● Exercise material:
# # # # # # #

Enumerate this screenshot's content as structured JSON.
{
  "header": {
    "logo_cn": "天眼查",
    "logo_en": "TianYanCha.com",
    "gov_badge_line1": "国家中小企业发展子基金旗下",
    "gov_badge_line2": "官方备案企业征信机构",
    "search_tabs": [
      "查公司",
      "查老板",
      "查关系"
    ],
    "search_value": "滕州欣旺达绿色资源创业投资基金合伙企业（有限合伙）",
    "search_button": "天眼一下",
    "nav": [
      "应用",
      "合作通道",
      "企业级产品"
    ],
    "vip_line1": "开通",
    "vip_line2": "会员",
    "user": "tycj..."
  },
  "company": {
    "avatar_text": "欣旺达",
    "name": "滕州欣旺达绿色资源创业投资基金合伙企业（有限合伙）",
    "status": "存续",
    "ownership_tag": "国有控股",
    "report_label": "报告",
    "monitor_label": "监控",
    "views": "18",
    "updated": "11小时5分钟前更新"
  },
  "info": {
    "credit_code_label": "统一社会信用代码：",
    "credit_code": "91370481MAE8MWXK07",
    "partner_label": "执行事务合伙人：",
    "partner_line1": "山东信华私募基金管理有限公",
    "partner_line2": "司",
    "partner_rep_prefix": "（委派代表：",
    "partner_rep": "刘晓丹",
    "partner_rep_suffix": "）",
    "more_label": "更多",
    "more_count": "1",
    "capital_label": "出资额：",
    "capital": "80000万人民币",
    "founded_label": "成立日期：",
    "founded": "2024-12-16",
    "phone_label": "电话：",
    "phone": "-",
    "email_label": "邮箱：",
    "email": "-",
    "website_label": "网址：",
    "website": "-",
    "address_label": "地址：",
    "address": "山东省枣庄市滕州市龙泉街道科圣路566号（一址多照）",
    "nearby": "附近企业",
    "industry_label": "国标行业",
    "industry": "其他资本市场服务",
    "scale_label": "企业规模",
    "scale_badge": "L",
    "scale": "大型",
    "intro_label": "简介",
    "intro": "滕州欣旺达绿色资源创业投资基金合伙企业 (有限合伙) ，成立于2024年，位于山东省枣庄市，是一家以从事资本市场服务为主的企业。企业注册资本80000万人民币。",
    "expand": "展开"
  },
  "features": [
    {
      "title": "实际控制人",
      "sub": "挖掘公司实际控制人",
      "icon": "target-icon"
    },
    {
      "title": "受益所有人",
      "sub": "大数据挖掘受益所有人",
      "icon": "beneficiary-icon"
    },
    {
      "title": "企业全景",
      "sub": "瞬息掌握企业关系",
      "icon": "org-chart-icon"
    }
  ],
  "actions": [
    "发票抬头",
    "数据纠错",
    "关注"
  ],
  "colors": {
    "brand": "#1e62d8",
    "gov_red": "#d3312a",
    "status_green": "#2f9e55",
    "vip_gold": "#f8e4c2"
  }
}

# # # # # # #

● Work to be completed: Print the listing above in its entirety, with every line exact.

● Written response:
Enumerate this screenshot's content as structured JSON.
{
  "header": {
    "logo_cn": "天眼查",
    "logo_en": "TianYanCha.com",
    "gov_badge_line1": "国家中小企业发展子基金旗下",
    "gov_badge_line2": "官方备案企业征信机构",
    "search_tabs": [
      "查公司",
      "查老板",
      "查关系"
    ],
    "search_value": "滕州欣旺达绿色资源创业投资基金合伙企业（有限合伙）",
    "search_button": "天眼一下",
    "nav": [
      "应用",
      "合作通道",
      "企业级产品"
    ],
    "vip_line1": "开通",
    "vip_line2": "会员",
    "user": "tycj..."
  },
  "company": {
    "avatar_text": "欣旺达",
    "name": "滕州欣旺达绿色资源创业投资基金合伙企业（有限合伙）",
    "status": "存续",
    "ownership_tag": "国有控股",
    "report_label": "报告",
    "monitor_label": "监控",
    "views": "18",
    "updated": "11小时5分钟前更新"
  },
  "info": {
    "credit_code_label": "统一社会信用代码：",
    "credit_code": "91370481MAE8MWXK07",
    "partner_label": "执行事务合伙人：",
    "partner_line1": "山东信华私募基金管理有限公",
    "partner_line2": "司",
    "partner_rep_prefix": "（委派代表：",
    "partner_rep": "刘晓丹",
    "partner_rep_suffix": "）",
    "more_label": "更多",
    "more_count": "1",
    "capital_label": "出资额：",
    "capital": "80000万人民币",
    "founded_label": "成立日期：",
    "founded": "2024-12-16",
    "phone_label": "电话：",
    "phone": "-",
    "email_label": "邮箱：",
    "email": "-",
    "website_label": "网址：",
    "website": "-",
    "address_label": "地址：",
    "address": "山东省枣庄市滕州市龙泉街道科圣路566号（一址多照）",
    "nearby": "附近企业",
    "industry_label": "国标行业",
    "industry": "其他资本市场服务",
    "scale_label": "企业规模",
    "scale_badge": "L",
    "scale": "大型",
    "intro_label": "简介",
    "intro": "滕州欣旺达绿色资源创业投资基金合伙企业 (有限合伙) ，成立于2024年，位于山东省枣庄市，是一家以从事资本市场服务为主的企业。企业注册资本80000万人民币。",
    "expand": "展开"
  },
  "features": [
    {
      "title": "实际控制人",
      "sub": "挖掘公司实际控制人",
      "icon": "target-icon"
    },
    {
      "title": "受益所有人",
      "sub": "大数据挖掘受益所有人",
      "icon": "beneficiary-icon"
    },
    {
      "title": "企业全景",
      "sub": "瞬息掌握企业关系",
      "icon": "org-chart-icon"
    }
  ],
  "actions": [
    "发票抬头",
    "数据纠错",
    "关注"
  ],
  "colors": {
    "brand": "#1e62d8",
    "gov_red": "#d3312a",
    "status_green": "#2f9e55",
    "vip_gold": "#f8e4c2"
  }
}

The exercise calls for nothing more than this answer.